What is required: Locate the word "JSON" in the entries below, then gather every line that holds it.

---

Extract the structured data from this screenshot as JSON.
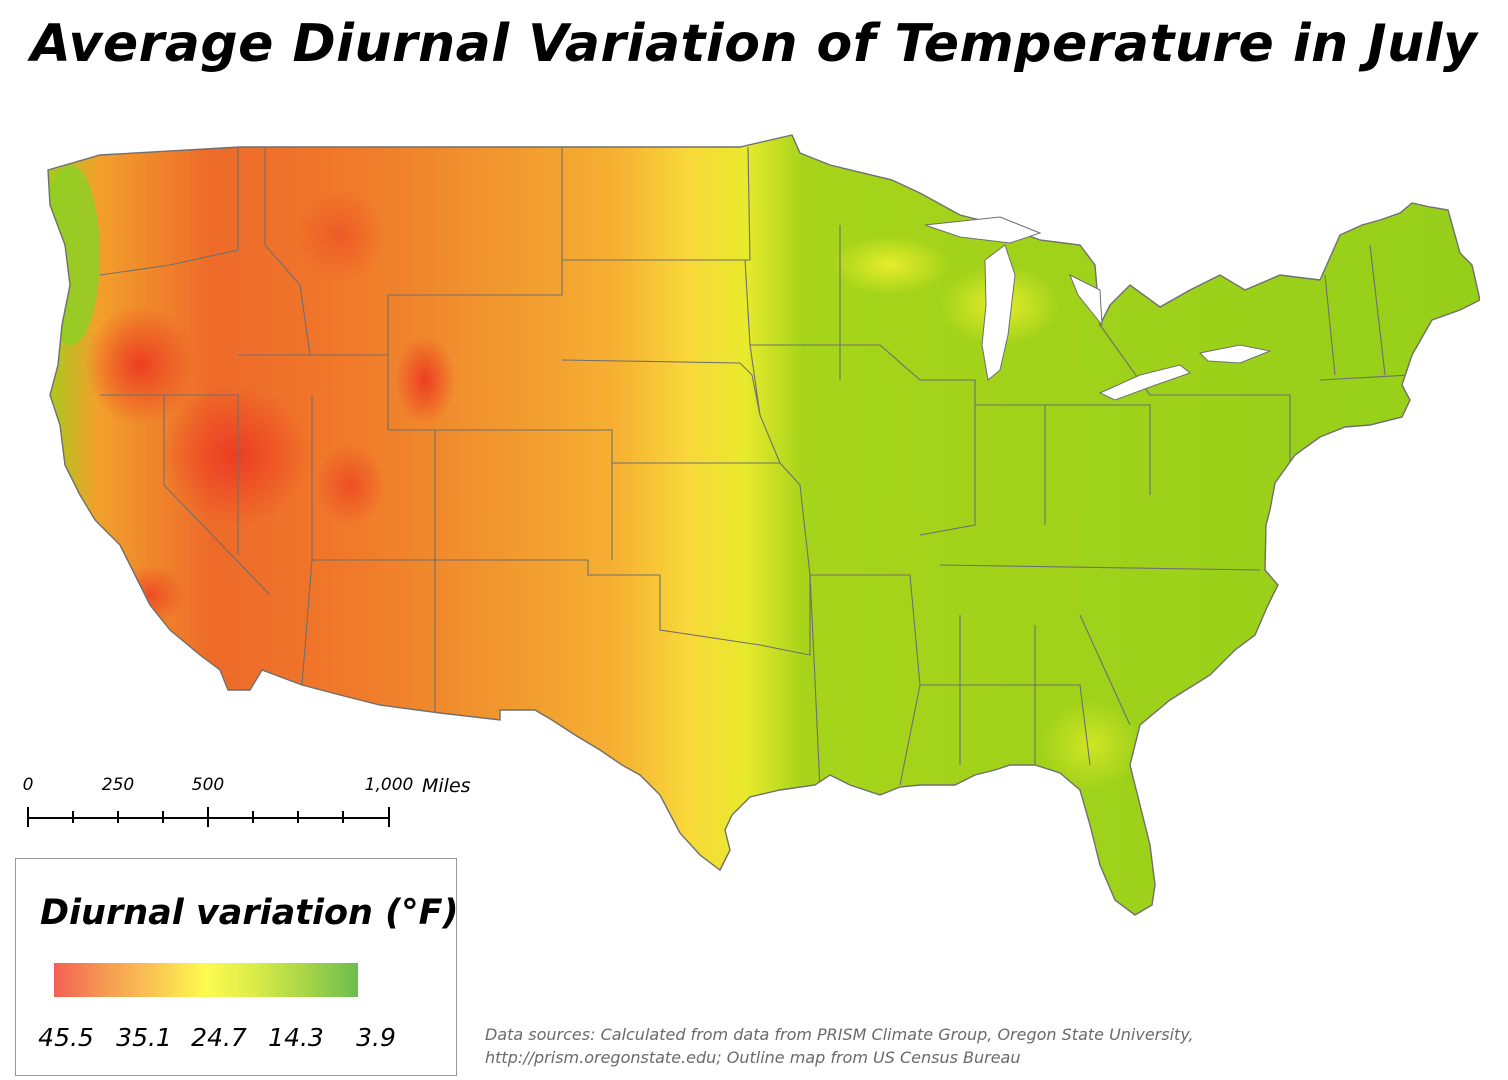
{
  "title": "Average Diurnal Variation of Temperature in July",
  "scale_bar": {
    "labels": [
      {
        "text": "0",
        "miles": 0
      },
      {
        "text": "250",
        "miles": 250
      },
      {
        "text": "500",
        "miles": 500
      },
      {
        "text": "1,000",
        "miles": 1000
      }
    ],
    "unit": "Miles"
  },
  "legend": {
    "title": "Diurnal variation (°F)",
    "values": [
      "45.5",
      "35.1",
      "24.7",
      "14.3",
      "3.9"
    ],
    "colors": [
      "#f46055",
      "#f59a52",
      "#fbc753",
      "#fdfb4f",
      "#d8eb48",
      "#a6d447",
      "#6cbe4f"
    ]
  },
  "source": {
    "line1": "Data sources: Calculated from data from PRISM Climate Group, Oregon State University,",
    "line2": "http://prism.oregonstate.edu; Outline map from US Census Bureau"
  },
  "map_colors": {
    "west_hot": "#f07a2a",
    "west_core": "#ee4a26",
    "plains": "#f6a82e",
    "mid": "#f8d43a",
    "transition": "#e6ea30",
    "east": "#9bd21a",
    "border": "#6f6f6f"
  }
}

---

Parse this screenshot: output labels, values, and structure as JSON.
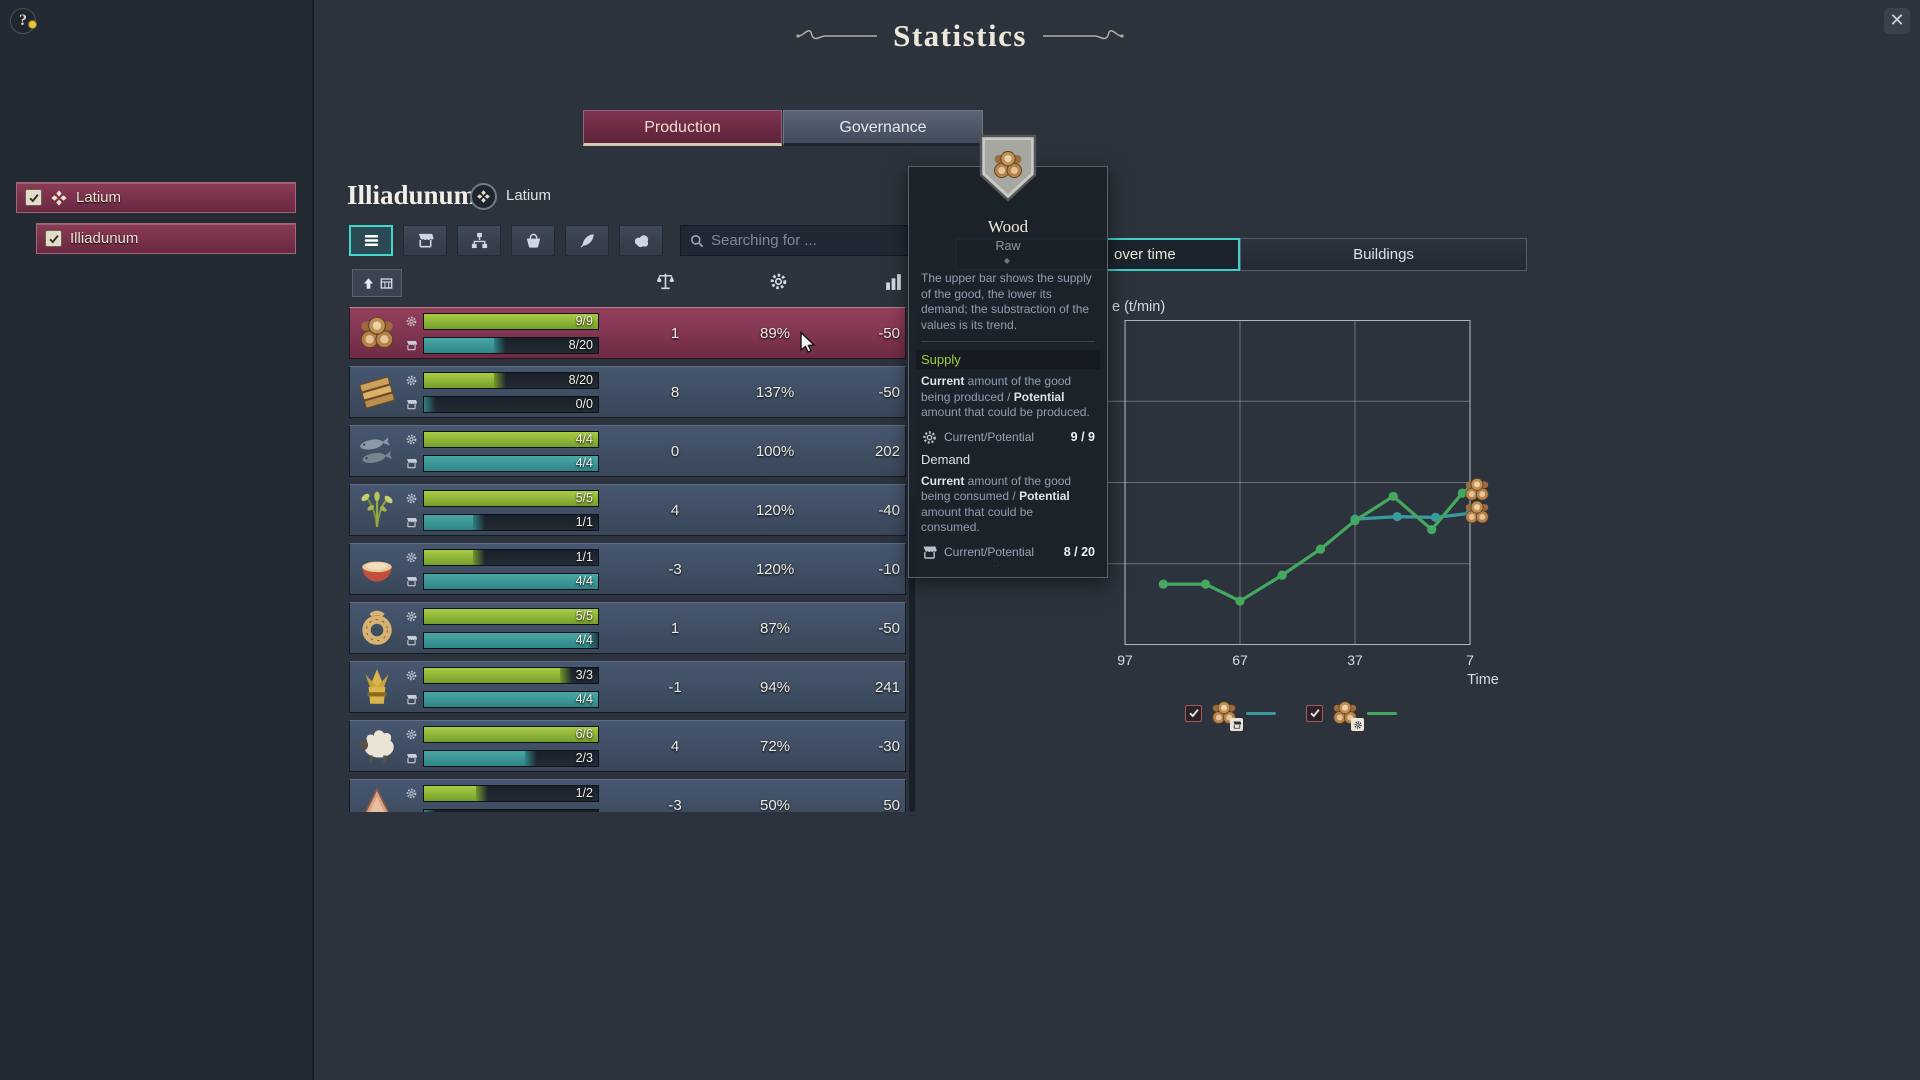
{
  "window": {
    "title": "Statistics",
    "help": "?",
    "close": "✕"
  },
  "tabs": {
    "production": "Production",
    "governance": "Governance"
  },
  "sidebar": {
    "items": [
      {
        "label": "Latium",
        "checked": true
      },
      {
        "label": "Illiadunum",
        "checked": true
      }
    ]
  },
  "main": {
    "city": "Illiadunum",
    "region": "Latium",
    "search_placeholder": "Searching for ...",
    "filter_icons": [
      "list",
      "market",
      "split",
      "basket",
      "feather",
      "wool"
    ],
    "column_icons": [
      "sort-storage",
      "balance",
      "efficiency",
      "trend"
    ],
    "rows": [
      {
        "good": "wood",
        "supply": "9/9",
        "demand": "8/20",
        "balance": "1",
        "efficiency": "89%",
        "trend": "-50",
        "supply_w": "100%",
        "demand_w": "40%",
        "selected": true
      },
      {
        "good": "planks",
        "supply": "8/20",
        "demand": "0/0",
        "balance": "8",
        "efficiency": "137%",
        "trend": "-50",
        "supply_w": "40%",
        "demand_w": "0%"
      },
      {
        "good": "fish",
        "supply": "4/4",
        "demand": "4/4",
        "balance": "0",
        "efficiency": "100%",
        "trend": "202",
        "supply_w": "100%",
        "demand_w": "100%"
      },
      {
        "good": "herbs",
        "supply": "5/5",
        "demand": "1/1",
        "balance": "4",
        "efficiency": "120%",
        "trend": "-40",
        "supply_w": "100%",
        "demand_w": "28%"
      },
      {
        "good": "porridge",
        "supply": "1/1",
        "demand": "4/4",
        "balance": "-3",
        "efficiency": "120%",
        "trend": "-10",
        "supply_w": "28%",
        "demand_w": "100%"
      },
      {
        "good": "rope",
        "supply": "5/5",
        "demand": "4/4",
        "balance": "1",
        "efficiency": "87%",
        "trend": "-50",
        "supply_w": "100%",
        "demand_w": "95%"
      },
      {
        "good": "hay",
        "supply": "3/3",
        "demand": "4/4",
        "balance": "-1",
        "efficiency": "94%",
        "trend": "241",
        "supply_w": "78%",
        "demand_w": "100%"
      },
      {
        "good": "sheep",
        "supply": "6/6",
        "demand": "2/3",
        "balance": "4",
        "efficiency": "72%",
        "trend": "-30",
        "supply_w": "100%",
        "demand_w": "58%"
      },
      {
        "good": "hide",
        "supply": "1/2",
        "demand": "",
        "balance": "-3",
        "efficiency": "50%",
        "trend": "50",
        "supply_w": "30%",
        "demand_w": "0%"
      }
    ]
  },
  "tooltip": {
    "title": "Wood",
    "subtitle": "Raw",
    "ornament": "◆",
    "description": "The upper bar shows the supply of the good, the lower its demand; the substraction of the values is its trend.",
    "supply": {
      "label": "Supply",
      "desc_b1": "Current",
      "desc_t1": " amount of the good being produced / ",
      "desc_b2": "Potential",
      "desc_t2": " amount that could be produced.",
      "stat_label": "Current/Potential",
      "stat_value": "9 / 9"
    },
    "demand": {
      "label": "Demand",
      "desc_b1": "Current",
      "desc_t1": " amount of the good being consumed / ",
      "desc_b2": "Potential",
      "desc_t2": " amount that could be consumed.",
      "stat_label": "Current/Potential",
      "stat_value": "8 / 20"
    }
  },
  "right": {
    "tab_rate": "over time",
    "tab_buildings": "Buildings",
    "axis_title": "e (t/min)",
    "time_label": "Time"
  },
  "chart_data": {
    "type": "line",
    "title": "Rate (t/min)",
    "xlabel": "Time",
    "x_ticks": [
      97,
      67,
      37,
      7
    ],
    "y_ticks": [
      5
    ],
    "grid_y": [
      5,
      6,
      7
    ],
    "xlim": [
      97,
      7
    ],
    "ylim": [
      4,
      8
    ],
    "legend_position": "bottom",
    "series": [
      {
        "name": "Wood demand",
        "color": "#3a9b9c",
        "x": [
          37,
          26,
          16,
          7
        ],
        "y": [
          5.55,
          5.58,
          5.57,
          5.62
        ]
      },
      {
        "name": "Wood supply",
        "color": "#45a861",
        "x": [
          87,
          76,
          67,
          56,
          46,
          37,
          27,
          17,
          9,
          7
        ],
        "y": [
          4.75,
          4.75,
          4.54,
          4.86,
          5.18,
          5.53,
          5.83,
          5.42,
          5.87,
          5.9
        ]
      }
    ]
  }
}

---

Response to this task:
Extract the structured data from this screenshot as JSON.
Parse this screenshot: output labels, values, and structure as JSON.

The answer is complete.